- **DATA ENTRIES**:

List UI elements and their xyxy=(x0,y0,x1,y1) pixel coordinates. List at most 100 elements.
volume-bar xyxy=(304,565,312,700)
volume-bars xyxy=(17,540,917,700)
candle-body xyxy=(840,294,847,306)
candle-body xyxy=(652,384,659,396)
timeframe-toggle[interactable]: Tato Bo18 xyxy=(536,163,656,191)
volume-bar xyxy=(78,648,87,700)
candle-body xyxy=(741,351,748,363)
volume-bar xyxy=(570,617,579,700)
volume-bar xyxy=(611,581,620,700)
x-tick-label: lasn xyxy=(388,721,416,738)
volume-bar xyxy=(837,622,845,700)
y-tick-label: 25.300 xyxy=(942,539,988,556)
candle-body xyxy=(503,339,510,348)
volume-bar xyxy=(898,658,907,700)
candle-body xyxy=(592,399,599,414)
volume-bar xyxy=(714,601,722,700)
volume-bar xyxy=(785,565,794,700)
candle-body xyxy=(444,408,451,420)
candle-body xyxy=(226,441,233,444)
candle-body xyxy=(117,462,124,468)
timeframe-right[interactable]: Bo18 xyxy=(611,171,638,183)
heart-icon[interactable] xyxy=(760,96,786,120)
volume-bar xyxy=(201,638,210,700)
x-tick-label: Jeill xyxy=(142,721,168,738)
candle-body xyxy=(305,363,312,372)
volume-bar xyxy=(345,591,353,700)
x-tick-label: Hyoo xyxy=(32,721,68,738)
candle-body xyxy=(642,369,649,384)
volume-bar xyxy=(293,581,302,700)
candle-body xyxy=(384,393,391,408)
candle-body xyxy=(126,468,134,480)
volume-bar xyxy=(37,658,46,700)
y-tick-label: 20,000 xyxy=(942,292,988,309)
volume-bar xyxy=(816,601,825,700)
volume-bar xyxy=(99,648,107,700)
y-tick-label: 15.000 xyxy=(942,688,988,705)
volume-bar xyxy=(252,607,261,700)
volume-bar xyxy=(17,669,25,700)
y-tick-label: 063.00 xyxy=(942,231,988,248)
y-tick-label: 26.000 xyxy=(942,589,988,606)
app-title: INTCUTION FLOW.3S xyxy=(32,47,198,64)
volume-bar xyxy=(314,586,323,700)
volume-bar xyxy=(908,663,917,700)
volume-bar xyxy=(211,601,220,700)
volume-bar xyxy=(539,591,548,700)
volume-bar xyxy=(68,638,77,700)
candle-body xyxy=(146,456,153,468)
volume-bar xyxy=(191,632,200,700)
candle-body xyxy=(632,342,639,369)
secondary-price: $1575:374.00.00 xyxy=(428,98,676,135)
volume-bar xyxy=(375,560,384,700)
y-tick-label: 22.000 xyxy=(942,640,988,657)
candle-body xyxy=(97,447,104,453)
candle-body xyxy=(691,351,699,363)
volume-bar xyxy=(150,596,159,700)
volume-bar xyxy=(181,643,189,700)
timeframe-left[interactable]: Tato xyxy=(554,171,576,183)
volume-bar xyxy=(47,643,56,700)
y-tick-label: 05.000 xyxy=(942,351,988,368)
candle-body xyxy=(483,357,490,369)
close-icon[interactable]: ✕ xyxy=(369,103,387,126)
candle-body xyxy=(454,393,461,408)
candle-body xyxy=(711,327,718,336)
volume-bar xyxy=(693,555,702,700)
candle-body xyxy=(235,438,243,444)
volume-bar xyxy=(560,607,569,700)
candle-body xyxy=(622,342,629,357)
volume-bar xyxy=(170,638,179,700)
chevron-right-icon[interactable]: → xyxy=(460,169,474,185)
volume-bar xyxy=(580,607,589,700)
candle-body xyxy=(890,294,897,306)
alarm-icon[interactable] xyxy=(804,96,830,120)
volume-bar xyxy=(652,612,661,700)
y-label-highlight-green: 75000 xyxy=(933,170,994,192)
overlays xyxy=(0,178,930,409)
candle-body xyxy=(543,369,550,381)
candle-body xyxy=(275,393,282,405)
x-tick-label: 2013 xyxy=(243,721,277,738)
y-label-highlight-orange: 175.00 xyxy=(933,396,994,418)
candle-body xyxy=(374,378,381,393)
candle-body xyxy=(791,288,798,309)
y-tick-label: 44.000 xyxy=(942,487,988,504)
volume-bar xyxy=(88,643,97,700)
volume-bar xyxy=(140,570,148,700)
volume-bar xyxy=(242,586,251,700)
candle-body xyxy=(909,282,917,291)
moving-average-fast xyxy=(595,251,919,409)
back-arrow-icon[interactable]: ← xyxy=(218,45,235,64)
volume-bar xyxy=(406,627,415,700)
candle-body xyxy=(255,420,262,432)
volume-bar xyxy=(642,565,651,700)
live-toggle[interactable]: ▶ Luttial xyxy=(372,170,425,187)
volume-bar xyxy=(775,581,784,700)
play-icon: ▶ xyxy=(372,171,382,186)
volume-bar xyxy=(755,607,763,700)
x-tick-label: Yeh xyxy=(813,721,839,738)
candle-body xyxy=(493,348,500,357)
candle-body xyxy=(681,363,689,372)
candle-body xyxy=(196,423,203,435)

- **TASK GOAL**: Reproduce every line of the material above without any change.

- **FULL ANSWER**:
List UI elements and their xyxy=(x0,y0,x1,y1) pixel coordinates. List at most 100 elements.
volume-bar xyxy=(304,565,312,700)
volume-bars xyxy=(17,540,917,700)
candle-body xyxy=(840,294,847,306)
candle-body xyxy=(652,384,659,396)
timeframe-toggle[interactable]: Tato Bo18 xyxy=(536,163,656,191)
volume-bar xyxy=(78,648,87,700)
candle-body xyxy=(741,351,748,363)
volume-bar xyxy=(570,617,579,700)
volume-bar xyxy=(611,581,620,700)
x-tick-label: lasn xyxy=(388,721,416,738)
volume-bar xyxy=(837,622,845,700)
y-tick-label: 25.300 xyxy=(942,539,988,556)
candle-body xyxy=(503,339,510,348)
volume-bar xyxy=(898,658,907,700)
candle-body xyxy=(592,399,599,414)
volume-bar xyxy=(714,601,722,700)
volume-bar xyxy=(785,565,794,700)
candle-body xyxy=(444,408,451,420)
candle-body xyxy=(226,441,233,444)
candle-body xyxy=(117,462,124,468)
timeframe-right[interactable]: Bo18 xyxy=(611,171,638,183)
heart-icon[interactable] xyxy=(760,96,786,120)
volume-bar xyxy=(201,638,210,700)
x-tick-label: Jeill xyxy=(142,721,168,738)
candle-body xyxy=(305,363,312,372)
volume-bar xyxy=(345,591,353,700)
x-tick-label: Hyoo xyxy=(32,721,68,738)
candle-body xyxy=(642,369,649,384)
volume-bar xyxy=(293,581,302,700)
candle-body xyxy=(384,393,391,408)
candle-body xyxy=(126,468,134,480)
volume-bar xyxy=(37,658,46,700)
y-tick-label: 20,000 xyxy=(942,292,988,309)
volume-bar xyxy=(816,601,825,700)
volume-bar xyxy=(99,648,107,700)
y-tick-label: 15.000 xyxy=(942,688,988,705)
volume-bar xyxy=(252,607,261,700)
volume-bar xyxy=(17,669,25,700)
y-tick-label: 063.00 xyxy=(942,231,988,248)
y-tick-label: 26.000 xyxy=(942,589,988,606)
app-title: INTCUTION FLOW.3S xyxy=(32,47,198,64)
volume-bar xyxy=(314,586,323,700)
volume-bar xyxy=(908,663,917,700)
volume-bar xyxy=(211,601,220,700)
volume-bar xyxy=(539,591,548,700)
volume-bar xyxy=(68,638,77,700)
candle-body xyxy=(146,456,153,468)
volume-bar xyxy=(191,632,200,700)
candle-body xyxy=(632,342,639,369)
secondary-price: $1575:374.00.00 xyxy=(428,98,676,135)
volume-bar xyxy=(375,560,384,700)
y-tick-label: 22.000 xyxy=(942,640,988,657)
candle-body xyxy=(97,447,104,453)
candle-body xyxy=(691,351,699,363)
volume-bar xyxy=(150,596,159,700)
volume-bar xyxy=(181,643,189,700)
timeframe-left[interactable]: Tato xyxy=(554,171,576,183)
volume-bar xyxy=(47,643,56,700)
y-tick-label: 05.000 xyxy=(942,351,988,368)
candle-body xyxy=(483,357,490,369)
close-icon[interactable]: ✕ xyxy=(369,103,387,126)
candle-body xyxy=(454,393,461,408)
candle-body xyxy=(711,327,718,336)
volume-bar xyxy=(693,555,702,700)
candle-body xyxy=(235,438,243,444)
volume-bar xyxy=(560,607,569,700)
candle-body xyxy=(622,342,629,357)
volume-bar xyxy=(170,638,179,700)
chevron-right-icon[interactable]: → xyxy=(460,169,474,185)
volume-bar xyxy=(580,607,589,700)
candle-body xyxy=(890,294,897,306)
alarm-icon[interactable] xyxy=(804,96,830,120)
volume-bar xyxy=(652,612,661,700)
y-label-highlight-green: 75000 xyxy=(933,170,994,192)
overlays xyxy=(0,178,930,409)
candle-body xyxy=(543,369,550,381)
candle-body xyxy=(275,393,282,405)
x-tick-label: 2013 xyxy=(243,721,277,738)
y-label-highlight-orange: 175.00 xyxy=(933,396,994,418)
candle-body xyxy=(374,378,381,393)
candle-body xyxy=(791,288,798,309)
y-tick-label: 44.000 xyxy=(942,487,988,504)
volume-bar xyxy=(88,643,97,700)
volume-bar xyxy=(140,570,148,700)
volume-bar xyxy=(242,586,251,700)
candle-body xyxy=(909,282,917,291)
moving-average-fast xyxy=(595,251,919,409)
back-arrow-icon[interactable]: ← xyxy=(218,45,235,64)
volume-bar xyxy=(406,627,415,700)
candle-body xyxy=(255,420,262,432)
volume-bar xyxy=(642,565,651,700)
live-toggle[interactable]: ▶ Luttial xyxy=(372,170,425,187)
volume-bar xyxy=(775,581,784,700)
play-icon: ▶ xyxy=(372,171,382,186)
volume-bar xyxy=(755,607,763,700)
x-tick-label: Yeh xyxy=(813,721,839,738)
candle-body xyxy=(493,348,500,357)
candle-body xyxy=(681,363,689,372)
candle-body xyxy=(196,423,203,435)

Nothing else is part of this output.